[Dataset rows about figures]
┌──

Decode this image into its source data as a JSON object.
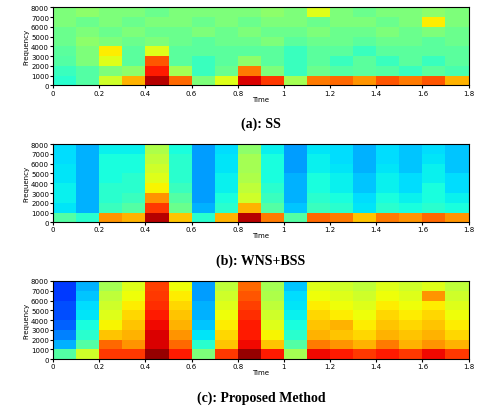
{
  "chart_data": [
    {
      "type": "heatmap",
      "title": "(a): SS",
      "xlabel": "Time",
      "ylabel": "Frequency",
      "x": [
        0,
        0.1,
        0.2,
        0.3,
        0.4,
        0.5,
        0.6,
        0.7,
        0.8,
        0.9,
        1,
        1.1,
        1.2,
        1.3,
        1.4,
        1.5,
        1.6,
        1.7,
        1.8
      ],
      "y": [
        0,
        1000,
        2000,
        3000,
        4000,
        5000,
        6000,
        7000,
        8000
      ],
      "xlim": [
        0,
        1.8
      ],
      "ylim": [
        0,
        8000
      ],
      "xticks": [
        0,
        0.2,
        0.4,
        0.6,
        0.8,
        1,
        1.2,
        1.4,
        1.6,
        1.8
      ],
      "yticks": [
        0,
        1000,
        2000,
        3000,
        4000,
        5000,
        6000,
        7000,
        8000
      ],
      "vrange": [
        0,
        1
      ],
      "cells": [
        [
          0.4,
          0.45,
          0.6,
          0.72,
          0.95,
          0.8,
          0.5,
          0.62,
          0.92,
          0.85,
          0.55,
          0.78,
          0.8,
          0.75,
          0.82,
          0.78,
          0.82,
          0.72
        ],
        [
          0.42,
          0.45,
          0.5,
          0.52,
          0.88,
          0.55,
          0.42,
          0.48,
          0.78,
          0.5,
          0.42,
          0.48,
          0.45,
          0.46,
          0.45,
          0.42,
          0.46,
          0.44
        ],
        [
          0.45,
          0.5,
          0.62,
          0.46,
          0.82,
          0.46,
          0.42,
          0.46,
          0.52,
          0.46,
          0.42,
          0.46,
          0.42,
          0.46,
          0.42,
          0.46,
          0.42,
          0.46
        ],
        [
          0.46,
          0.5,
          0.66,
          0.46,
          0.62,
          0.46,
          0.46,
          0.46,
          0.46,
          0.46,
          0.42,
          0.46,
          0.46,
          0.42,
          0.46,
          0.46,
          0.46,
          0.46
        ],
        [
          0.48,
          0.52,
          0.5,
          0.48,
          0.5,
          0.48,
          0.46,
          0.48,
          0.48,
          0.5,
          0.46,
          0.48,
          0.48,
          0.46,
          0.48,
          0.48,
          0.46,
          0.48
        ],
        [
          0.48,
          0.5,
          0.48,
          0.5,
          0.48,
          0.48,
          0.5,
          0.48,
          0.5,
          0.48,
          0.48,
          0.5,
          0.48,
          0.48,
          0.5,
          0.48,
          0.5,
          0.48
        ],
        [
          0.5,
          0.48,
          0.5,
          0.48,
          0.5,
          0.5,
          0.48,
          0.5,
          0.48,
          0.5,
          0.5,
          0.48,
          0.5,
          0.5,
          0.48,
          0.5,
          0.66,
          0.5
        ],
        [
          0.5,
          0.52,
          0.5,
          0.5,
          0.48,
          0.5,
          0.5,
          0.5,
          0.5,
          0.52,
          0.5,
          0.62,
          0.5,
          0.48,
          0.5,
          0.5,
          0.52,
          0.5
        ]
      ]
    },
    {
      "type": "heatmap",
      "title": "(b): WNS+BSS",
      "xlabel": "Time",
      "ylabel": "Frequency",
      "x": [
        0,
        0.1,
        0.2,
        0.3,
        0.4,
        0.5,
        0.6,
        0.7,
        0.8,
        0.9,
        1,
        1.1,
        1.2,
        1.3,
        1.4,
        1.5,
        1.6,
        1.7,
        1.8
      ],
      "y": [
        0,
        1000,
        2000,
        3000,
        4000,
        5000,
        6000,
        7000,
        8000
      ],
      "xlim": [
        0,
        1.8
      ],
      "ylim": [
        0,
        8000
      ],
      "xticks": [
        0,
        0.2,
        0.4,
        0.6,
        0.8,
        1,
        1.2,
        1.4,
        1.6,
        1.8
      ],
      "yticks": [
        0,
        1000,
        2000,
        3000,
        4000,
        5000,
        6000,
        7000,
        8000
      ],
      "vrange": [
        0,
        1
      ],
      "cells": [
        [
          0.45,
          0.4,
          0.75,
          0.72,
          0.95,
          0.7,
          0.4,
          0.72,
          0.95,
          0.78,
          0.45,
          0.8,
          0.78,
          0.7,
          0.78,
          0.75,
          0.8,
          0.75
        ],
        [
          0.35,
          0.3,
          0.42,
          0.45,
          0.85,
          0.48,
          0.3,
          0.4,
          0.72,
          0.45,
          0.32,
          0.42,
          0.4,
          0.35,
          0.4,
          0.38,
          0.4,
          0.38
        ],
        [
          0.36,
          0.3,
          0.4,
          0.42,
          0.75,
          0.45,
          0.28,
          0.38,
          0.6,
          0.42,
          0.3,
          0.4,
          0.38,
          0.34,
          0.38,
          0.36,
          0.38,
          0.36
        ],
        [
          0.36,
          0.3,
          0.4,
          0.4,
          0.65,
          0.42,
          0.28,
          0.36,
          0.58,
          0.4,
          0.3,
          0.38,
          0.36,
          0.32,
          0.36,
          0.34,
          0.38,
          0.34
        ],
        [
          0.35,
          0.3,
          0.38,
          0.4,
          0.62,
          0.4,
          0.28,
          0.36,
          0.56,
          0.38,
          0.3,
          0.38,
          0.36,
          0.32,
          0.36,
          0.34,
          0.36,
          0.34
        ],
        [
          0.35,
          0.3,
          0.38,
          0.38,
          0.6,
          0.4,
          0.28,
          0.35,
          0.55,
          0.38,
          0.28,
          0.36,
          0.35,
          0.3,
          0.35,
          0.32,
          0.36,
          0.32
        ],
        [
          0.34,
          0.3,
          0.38,
          0.38,
          0.58,
          0.4,
          0.28,
          0.35,
          0.55,
          0.38,
          0.28,
          0.36,
          0.34,
          0.3,
          0.34,
          0.32,
          0.35,
          0.32
        ],
        [
          0.34,
          0.3,
          0.36,
          0.36,
          0.56,
          0.38,
          0.28,
          0.34,
          0.52,
          0.36,
          0.28,
          0.35,
          0.34,
          0.3,
          0.34,
          0.32,
          0.34,
          0.32
        ]
      ]
    },
    {
      "type": "heatmap",
      "title": "(c): Proposed Method",
      "xlabel": "Time",
      "ylabel": "Frequency",
      "x": [
        0,
        0.1,
        0.2,
        0.3,
        0.4,
        0.5,
        0.6,
        0.7,
        0.8,
        0.9,
        1,
        1.1,
        1.2,
        1.3,
        1.4,
        1.5,
        1.6,
        1.7,
        1.8
      ],
      "y": [
        0,
        1000,
        2000,
        3000,
        4000,
        5000,
        6000,
        7000,
        8000
      ],
      "xlim": [
        0,
        1.8
      ],
      "ylim": [
        0,
        8000
      ],
      "xticks": [
        0,
        0.2,
        0.4,
        0.6,
        0.8,
        1,
        1.2,
        1.4,
        1.6,
        1.8
      ],
      "yticks": [
        0,
        1000,
        2000,
        3000,
        4000,
        5000,
        6000,
        7000,
        8000
      ],
      "vrange": [
        0,
        1
      ],
      "cells": [
        [
          0.45,
          0.6,
          0.85,
          0.85,
          0.98,
          0.88,
          0.5,
          0.85,
          0.98,
          0.88,
          0.55,
          0.9,
          0.88,
          0.85,
          0.88,
          0.85,
          0.9,
          0.85
        ],
        [
          0.3,
          0.45,
          0.8,
          0.75,
          0.92,
          0.8,
          0.4,
          0.7,
          0.9,
          0.7,
          0.45,
          0.78,
          0.75,
          0.72,
          0.78,
          0.72,
          0.75,
          0.72
        ],
        [
          0.25,
          0.4,
          0.7,
          0.72,
          0.92,
          0.75,
          0.35,
          0.68,
          0.88,
          0.65,
          0.4,
          0.72,
          0.7,
          0.68,
          0.72,
          0.7,
          0.72,
          0.68
        ],
        [
          0.22,
          0.38,
          0.65,
          0.7,
          0.9,
          0.72,
          0.32,
          0.66,
          0.88,
          0.62,
          0.38,
          0.7,
          0.72,
          0.66,
          0.7,
          0.68,
          0.7,
          0.66
        ],
        [
          0.2,
          0.35,
          0.62,
          0.68,
          0.88,
          0.7,
          0.3,
          0.64,
          0.86,
          0.6,
          0.36,
          0.68,
          0.66,
          0.64,
          0.68,
          0.66,
          0.68,
          0.64
        ],
        [
          0.2,
          0.34,
          0.6,
          0.66,
          0.86,
          0.68,
          0.3,
          0.62,
          0.84,
          0.58,
          0.35,
          0.66,
          0.64,
          0.62,
          0.66,
          0.64,
          0.66,
          0.62
        ],
        [
          0.18,
          0.32,
          0.58,
          0.64,
          0.85,
          0.66,
          0.28,
          0.6,
          0.82,
          0.56,
          0.34,
          0.64,
          0.62,
          0.6,
          0.64,
          0.62,
          0.75,
          0.6
        ],
        [
          0.18,
          0.3,
          0.55,
          0.62,
          0.84,
          0.64,
          0.28,
          0.58,
          0.8,
          0.55,
          0.32,
          0.62,
          0.6,
          0.58,
          0.62,
          0.6,
          0.62,
          0.58
        ]
      ]
    }
  ]
}
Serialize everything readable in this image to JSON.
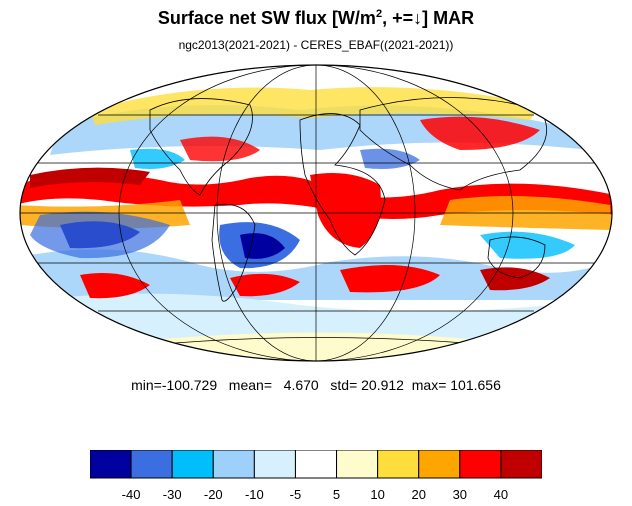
{
  "title": {
    "main": "Surface net SW flux [W/m",
    "sup": "2",
    "rest": ", +=↓]  MAR"
  },
  "subtitle": "ngc2013(2021-2021) - CERES_EBAF((2021-2021))",
  "stats": {
    "min_label": "min=",
    "min": "-100.729",
    "mean_label": "mean=",
    "mean": "4.670",
    "std_label": "std=",
    "std": "20.912",
    "max_label": "max=",
    "max": "101.656"
  },
  "map": {
    "projection": "mollweide",
    "ocean_background": "#ffffff",
    "coastline_color": "#000000",
    "grid_color": "#000000"
  },
  "colorbar": {
    "colors": [
      "#00009f",
      "#3b6ee0",
      "#00bdfc",
      "#9dd0fa",
      "#d6f1fd",
      "#ffffff",
      "#fefccc",
      "#fede3c",
      "#fea500",
      "#fe0000",
      "#c00000"
    ],
    "labels": [
      "-40",
      "-30",
      "-20",
      "-10",
      "-5",
      "5",
      "10",
      "20",
      "30",
      "40"
    ]
  }
}
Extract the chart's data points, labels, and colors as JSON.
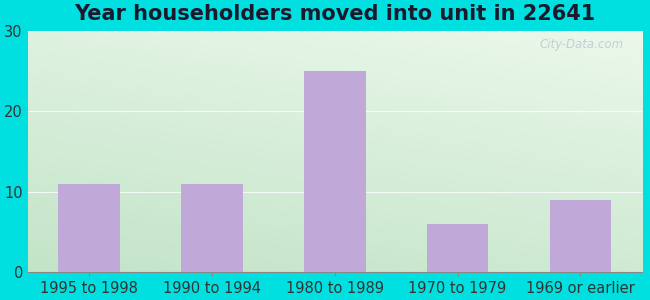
{
  "title": "Year householders moved into unit in 22641",
  "categories": [
    "1995 to 1998",
    "1990 to 1994",
    "1980 to 1989",
    "1970 to 1979",
    "1969 or earlier"
  ],
  "values": [
    11,
    11,
    25,
    6,
    9
  ],
  "bar_color": "#c0a8d8",
  "ylim": [
    0,
    30
  ],
  "yticks": [
    0,
    10,
    20,
    30
  ],
  "background_outer": "#00e0e0",
  "title_fontsize": 15,
  "tick_fontsize": 10.5,
  "watermark": "City-Data.com"
}
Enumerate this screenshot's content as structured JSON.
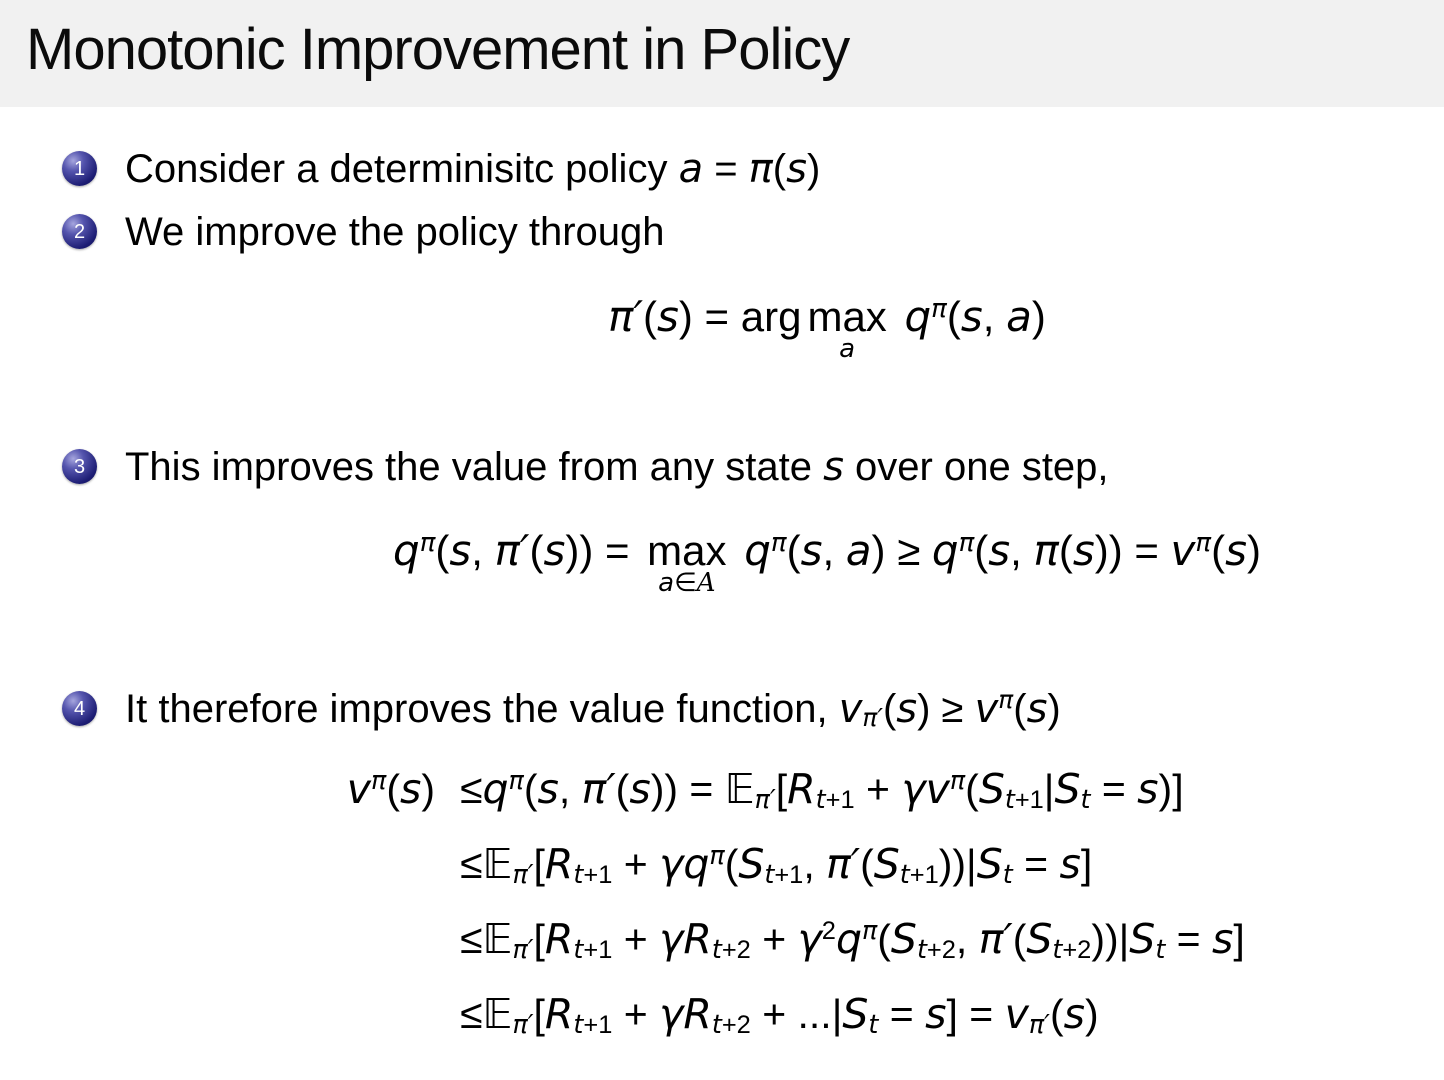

└──

**Written task**
Quote exactly the lines from the one that contains "Extract the chart's" through the end of the listing above, both ends included, leaving out the pictures.

**Finished task**
Extract the chart's data points, labels, and colors as JSON.
{
  "title": "Year householders moved into unit in 22641",
  "categories": [
    "1995 to 1998",
    "1990 to 1994",
    "1980 to 1989",
    "1970 to 1979",
    "1969 or earlier"
  ],
  "values": [
    11,
    11,
    25,
    6,
    9
  ],
  "bar_color": "#c0a8d8",
  "ylim": [
    0,
    30
  ],
  "yticks": [
    0,
    10,
    20,
    30
  ],
  "background_outer": "#00e0e0",
  "title_fontsize": 15,
  "tick_fontsize": 10.5,
  "watermark": "City-Data.com"
}
Enumerate this screenshot's content as structured JSON.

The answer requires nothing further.